## TEXTAUSZUG
────────────────────────────────────────
Berlin-Zum letzten Mal hielt die Bundeskanzlerin Angela Merkel (CDU) am Sonntag in Halle (Saale) ihre Rede zum Tag der Deutschen Einheit. Merkel erinnerte an die Kämpfe, die aus ihrer Sicht vor 31 Jahren zur Wiedervereinigung des geteilten Deutschlands führten und die Errungenschaften, die daraus hervorgingen. Sie mahnte, dass Demokratie kein Selbstverständnis sei. Sie forderte von der Bevölkerung „Veränderungsbereitschaft und Solidarität“.
Die 340 Gäste, die vorrangig aus der Spitzenriege der politischen Landschaft bestanden, hörten zum Anlass des Nationalfeiertages in der Georg-Friedrich-Händel-Halle der scheidenden Kanzlerin andächtig zu. Für sie selbst dürfte es ein gewichtiger persönlicher Moment gewesen sein. Zum ersten Mal hatte sie in der Funktion als Kanzlerin am 3. Oktober 2006 öffentlich gesprochen, damals in Kiel, 16 Jahre nach der beschlossenen Wiedervereinigung. Ebenso lang sollte ihre Amtszeit dauern.
────────────────────────────────────────
## WAS ZU TUN IST
1. Wo und wann sprach Merkel laut dem Artikel über ihre Rede zum ersten Mal als Kanzlerin öffentlich am Tag der Deutschen Einheit?
2. Nenne alle Zahlen, die im Artikel über Merkels Rede in Ziffern geschrieben stehen.
3. Setze bitte den Artikel über Merkels Rede nach seinem letzten Satz fort.

## GESPEICHERTE DATEN
────────────────────────────────────────
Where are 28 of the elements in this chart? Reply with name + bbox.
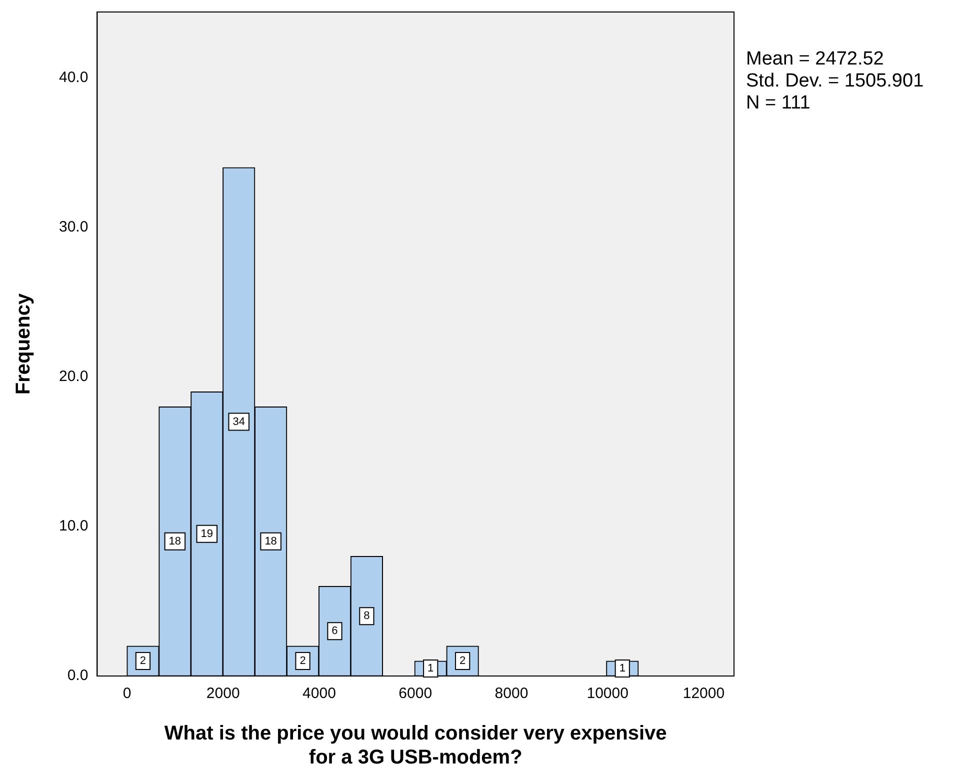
────────────────────────────────────────
## ANTWORTEN
1. In Kiel am 3. Oktober 2006.

2. 31, 340, 3, 2006, 16

3.
Nicht umsonst nannte der Ministerpräsident des gastgebenden Landes Sachsen-Anhalt, Rainer Haseloff (CDU), Merkels Auftritt wenige Tage zuvor ihre „letzte große Schlussrede“. Sie blieb dabei nicht in ihrer gewohnten Rolle - der diplomatischen, einenden und doch mahnenden Staatsfrau. Sie offenbarte deutlicher als sonst etwas, das sie früher weitaus bedeckter hielt: ihre Person.
Als „angelernte Bundesdeutsche“ sei sie von einem Journalisten mal bezeichnet worden, sagte Merkel. Ihr Ton verrät: Das hat sie mehr als irritiert. „Welches Bild von Wiedervereinigung wird darin sichtbar?“ - eine Frage, die ihre Art zu sagen ist: Da muss noch viel passieren.
Merkel über den „Ballast ihrer DDR-Biografie“
Angela Merkel sprach als eine Kanzlerin, die sich nicht beklagen will, bei „so viel Glück“, das sie selbst hatte – doch diesmal will sie die Geschichte auch als „Bürgerin aus dem Osten“ erzählen.
Den bundesdeutschen Umgang mit der DDR-Erfahrung illustrierte sie mit einer zweiten Anekdote: In einem von der CDU-nahen Konrad-Adenauer-Stiftung herausgegebenen Artikel über sie sei ihr der „Ballast ihrer DDR-Biografie“ attestiert worden. Als zähle ihr Leben vor 1990 nicht, so ihre Interpretation. Es würde bis heute nicht gesehen, dass nach der Wiedervereinigung in Westdeutschland alles weiterging wie zuvor – und sich im Osten fast alles änderte, sagte sie.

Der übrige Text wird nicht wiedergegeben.